__Work required__. Among the entries, which lines carry the string "uçucu"? Copy each of them.

· · ·

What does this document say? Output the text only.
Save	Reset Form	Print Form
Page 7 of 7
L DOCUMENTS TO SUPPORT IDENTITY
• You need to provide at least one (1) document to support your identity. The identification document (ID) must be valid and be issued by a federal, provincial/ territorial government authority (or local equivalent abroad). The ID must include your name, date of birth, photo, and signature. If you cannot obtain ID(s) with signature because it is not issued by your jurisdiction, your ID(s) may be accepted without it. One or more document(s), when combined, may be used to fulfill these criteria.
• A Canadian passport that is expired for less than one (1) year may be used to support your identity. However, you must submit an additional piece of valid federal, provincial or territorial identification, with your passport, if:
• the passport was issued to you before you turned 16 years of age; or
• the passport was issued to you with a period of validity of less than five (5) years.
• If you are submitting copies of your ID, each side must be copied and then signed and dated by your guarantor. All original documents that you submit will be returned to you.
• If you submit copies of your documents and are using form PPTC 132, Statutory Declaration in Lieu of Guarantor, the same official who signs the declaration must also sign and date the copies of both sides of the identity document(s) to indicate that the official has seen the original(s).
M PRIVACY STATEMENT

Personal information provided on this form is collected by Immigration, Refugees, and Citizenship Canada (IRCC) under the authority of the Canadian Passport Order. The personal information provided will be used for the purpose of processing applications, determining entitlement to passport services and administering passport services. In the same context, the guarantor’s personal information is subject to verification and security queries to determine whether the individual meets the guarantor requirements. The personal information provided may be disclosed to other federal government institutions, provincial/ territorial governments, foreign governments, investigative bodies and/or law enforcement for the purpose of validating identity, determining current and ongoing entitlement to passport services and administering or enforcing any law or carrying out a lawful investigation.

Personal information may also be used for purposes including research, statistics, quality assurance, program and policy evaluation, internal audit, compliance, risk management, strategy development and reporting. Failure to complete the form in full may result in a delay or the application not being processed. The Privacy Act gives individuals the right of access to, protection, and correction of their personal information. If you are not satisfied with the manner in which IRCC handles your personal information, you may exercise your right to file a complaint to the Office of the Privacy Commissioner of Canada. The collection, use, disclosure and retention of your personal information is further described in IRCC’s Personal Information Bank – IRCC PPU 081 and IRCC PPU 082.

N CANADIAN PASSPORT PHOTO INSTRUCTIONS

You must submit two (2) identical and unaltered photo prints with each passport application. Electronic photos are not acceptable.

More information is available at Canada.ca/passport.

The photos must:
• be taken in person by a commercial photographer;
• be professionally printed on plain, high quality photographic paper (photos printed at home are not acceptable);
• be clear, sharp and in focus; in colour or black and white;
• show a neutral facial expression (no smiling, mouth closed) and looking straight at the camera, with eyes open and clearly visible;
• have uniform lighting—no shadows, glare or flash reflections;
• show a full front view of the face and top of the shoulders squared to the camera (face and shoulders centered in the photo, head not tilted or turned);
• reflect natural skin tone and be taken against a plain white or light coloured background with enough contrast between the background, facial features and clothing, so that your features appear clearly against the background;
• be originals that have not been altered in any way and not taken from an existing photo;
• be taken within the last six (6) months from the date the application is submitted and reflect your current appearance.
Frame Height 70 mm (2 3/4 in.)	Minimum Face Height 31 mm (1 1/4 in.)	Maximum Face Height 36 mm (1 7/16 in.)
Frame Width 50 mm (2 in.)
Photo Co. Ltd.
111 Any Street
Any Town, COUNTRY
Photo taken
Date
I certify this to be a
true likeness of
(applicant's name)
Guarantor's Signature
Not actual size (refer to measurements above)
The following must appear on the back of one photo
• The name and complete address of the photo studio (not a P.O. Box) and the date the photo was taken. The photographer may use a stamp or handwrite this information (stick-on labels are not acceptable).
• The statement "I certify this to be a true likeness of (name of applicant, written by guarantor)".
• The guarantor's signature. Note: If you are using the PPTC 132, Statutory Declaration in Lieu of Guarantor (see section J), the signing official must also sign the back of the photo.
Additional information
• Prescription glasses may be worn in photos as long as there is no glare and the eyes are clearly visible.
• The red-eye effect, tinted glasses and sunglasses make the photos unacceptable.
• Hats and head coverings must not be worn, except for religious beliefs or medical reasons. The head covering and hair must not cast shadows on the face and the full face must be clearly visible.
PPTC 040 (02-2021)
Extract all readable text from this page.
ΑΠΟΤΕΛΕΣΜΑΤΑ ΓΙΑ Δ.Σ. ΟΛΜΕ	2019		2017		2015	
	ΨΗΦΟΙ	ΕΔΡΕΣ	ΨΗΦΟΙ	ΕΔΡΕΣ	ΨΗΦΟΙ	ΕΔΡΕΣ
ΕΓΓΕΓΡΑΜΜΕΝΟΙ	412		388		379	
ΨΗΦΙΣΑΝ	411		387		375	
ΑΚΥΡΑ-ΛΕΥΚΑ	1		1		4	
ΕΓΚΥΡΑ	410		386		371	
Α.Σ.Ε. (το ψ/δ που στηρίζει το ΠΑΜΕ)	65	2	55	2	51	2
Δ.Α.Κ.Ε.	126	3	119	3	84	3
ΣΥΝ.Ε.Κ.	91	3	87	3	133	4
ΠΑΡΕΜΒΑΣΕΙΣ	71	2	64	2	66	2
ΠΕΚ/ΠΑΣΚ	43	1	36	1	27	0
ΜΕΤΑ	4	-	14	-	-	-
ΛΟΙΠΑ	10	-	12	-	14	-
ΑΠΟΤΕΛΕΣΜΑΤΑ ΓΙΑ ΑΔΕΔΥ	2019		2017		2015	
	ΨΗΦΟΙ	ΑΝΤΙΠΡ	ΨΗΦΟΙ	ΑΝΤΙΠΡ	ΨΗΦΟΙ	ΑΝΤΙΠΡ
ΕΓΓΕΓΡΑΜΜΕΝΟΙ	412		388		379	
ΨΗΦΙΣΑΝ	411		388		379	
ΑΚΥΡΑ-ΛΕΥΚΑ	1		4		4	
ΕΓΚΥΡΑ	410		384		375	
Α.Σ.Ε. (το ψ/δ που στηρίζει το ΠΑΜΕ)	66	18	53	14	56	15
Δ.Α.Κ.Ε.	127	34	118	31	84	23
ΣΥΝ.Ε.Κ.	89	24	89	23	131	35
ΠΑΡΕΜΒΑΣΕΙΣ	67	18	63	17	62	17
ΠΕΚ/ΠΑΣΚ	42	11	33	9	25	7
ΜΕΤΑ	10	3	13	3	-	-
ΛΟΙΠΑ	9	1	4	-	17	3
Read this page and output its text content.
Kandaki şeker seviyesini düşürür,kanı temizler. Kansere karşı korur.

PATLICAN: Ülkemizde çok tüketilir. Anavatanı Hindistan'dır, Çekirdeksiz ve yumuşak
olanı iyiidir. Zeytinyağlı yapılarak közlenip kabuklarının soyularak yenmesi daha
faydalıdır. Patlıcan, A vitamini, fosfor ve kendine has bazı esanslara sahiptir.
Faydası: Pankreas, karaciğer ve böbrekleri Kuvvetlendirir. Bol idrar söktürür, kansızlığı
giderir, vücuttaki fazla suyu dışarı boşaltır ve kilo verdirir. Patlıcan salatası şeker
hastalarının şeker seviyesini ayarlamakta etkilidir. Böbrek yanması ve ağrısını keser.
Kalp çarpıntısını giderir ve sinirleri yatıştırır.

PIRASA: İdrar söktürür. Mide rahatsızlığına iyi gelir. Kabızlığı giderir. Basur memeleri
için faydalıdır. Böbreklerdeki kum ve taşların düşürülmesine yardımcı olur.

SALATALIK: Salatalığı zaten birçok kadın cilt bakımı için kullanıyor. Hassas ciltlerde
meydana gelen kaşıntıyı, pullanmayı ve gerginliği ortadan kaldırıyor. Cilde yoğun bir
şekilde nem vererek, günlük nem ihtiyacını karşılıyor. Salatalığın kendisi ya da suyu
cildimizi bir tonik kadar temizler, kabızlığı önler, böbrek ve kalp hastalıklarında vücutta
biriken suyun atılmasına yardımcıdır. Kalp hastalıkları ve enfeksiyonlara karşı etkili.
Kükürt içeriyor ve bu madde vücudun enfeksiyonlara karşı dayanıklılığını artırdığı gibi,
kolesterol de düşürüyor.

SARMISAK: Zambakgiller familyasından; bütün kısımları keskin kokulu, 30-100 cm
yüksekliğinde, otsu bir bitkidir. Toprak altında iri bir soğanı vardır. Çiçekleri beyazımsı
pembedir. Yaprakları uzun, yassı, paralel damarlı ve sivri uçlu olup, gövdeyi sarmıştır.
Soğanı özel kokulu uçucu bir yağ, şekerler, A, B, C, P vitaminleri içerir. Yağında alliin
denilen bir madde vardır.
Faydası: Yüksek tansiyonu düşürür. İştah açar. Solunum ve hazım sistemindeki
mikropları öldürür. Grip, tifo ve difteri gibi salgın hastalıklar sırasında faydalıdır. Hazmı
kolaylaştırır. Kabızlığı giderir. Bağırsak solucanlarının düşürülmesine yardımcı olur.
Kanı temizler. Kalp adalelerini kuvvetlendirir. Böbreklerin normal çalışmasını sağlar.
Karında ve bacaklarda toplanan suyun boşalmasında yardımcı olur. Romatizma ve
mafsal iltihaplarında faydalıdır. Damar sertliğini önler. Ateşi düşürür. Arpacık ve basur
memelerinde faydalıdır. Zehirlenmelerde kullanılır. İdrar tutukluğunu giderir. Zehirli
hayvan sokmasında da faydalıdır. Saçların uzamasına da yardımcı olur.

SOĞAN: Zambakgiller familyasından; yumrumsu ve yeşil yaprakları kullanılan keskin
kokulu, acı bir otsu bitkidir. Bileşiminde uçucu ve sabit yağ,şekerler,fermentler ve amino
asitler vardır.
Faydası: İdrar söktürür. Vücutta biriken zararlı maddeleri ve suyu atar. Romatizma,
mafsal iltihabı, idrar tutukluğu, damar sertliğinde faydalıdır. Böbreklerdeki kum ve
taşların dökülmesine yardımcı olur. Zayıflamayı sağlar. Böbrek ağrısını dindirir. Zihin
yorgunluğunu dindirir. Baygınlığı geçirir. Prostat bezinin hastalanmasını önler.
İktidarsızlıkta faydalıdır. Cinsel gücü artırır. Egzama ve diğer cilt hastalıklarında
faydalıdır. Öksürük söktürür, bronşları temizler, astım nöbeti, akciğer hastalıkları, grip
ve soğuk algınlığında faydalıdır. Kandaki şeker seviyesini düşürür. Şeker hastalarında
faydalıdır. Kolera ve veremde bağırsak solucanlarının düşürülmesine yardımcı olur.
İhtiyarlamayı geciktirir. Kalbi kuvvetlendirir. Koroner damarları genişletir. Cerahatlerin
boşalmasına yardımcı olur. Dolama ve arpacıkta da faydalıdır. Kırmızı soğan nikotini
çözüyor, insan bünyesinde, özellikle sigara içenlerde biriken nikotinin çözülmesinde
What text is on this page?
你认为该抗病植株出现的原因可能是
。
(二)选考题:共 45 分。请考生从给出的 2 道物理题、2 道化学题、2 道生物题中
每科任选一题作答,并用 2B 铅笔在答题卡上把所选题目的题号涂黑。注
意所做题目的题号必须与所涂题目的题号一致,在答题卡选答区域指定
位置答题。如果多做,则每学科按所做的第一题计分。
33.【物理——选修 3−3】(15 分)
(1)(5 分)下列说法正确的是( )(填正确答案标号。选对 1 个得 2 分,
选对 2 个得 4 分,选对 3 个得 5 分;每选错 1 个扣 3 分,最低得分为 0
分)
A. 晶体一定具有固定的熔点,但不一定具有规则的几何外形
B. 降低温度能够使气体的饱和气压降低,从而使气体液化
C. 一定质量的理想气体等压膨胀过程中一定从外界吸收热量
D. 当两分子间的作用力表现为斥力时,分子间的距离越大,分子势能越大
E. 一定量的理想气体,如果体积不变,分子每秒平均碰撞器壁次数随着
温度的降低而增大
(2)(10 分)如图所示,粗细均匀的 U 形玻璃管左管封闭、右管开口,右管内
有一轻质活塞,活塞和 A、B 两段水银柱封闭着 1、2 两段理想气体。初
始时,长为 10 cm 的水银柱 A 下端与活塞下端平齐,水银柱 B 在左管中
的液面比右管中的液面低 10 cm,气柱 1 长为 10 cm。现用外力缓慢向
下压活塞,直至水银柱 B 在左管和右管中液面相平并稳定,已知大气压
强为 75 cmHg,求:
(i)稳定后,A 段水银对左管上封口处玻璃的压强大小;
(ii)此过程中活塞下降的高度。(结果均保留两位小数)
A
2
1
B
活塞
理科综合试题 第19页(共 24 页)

· · ·

__Finished answer__.
Soğanı özel kokulu uçucu bir yağ, şekerler, A, B, C, P vitaminleri içerir. Yağında alliin
kokulu, acı bir otsu bitkidir. Bileşiminde uçucu ve sabit yağ,şekerler,fermentler ve amino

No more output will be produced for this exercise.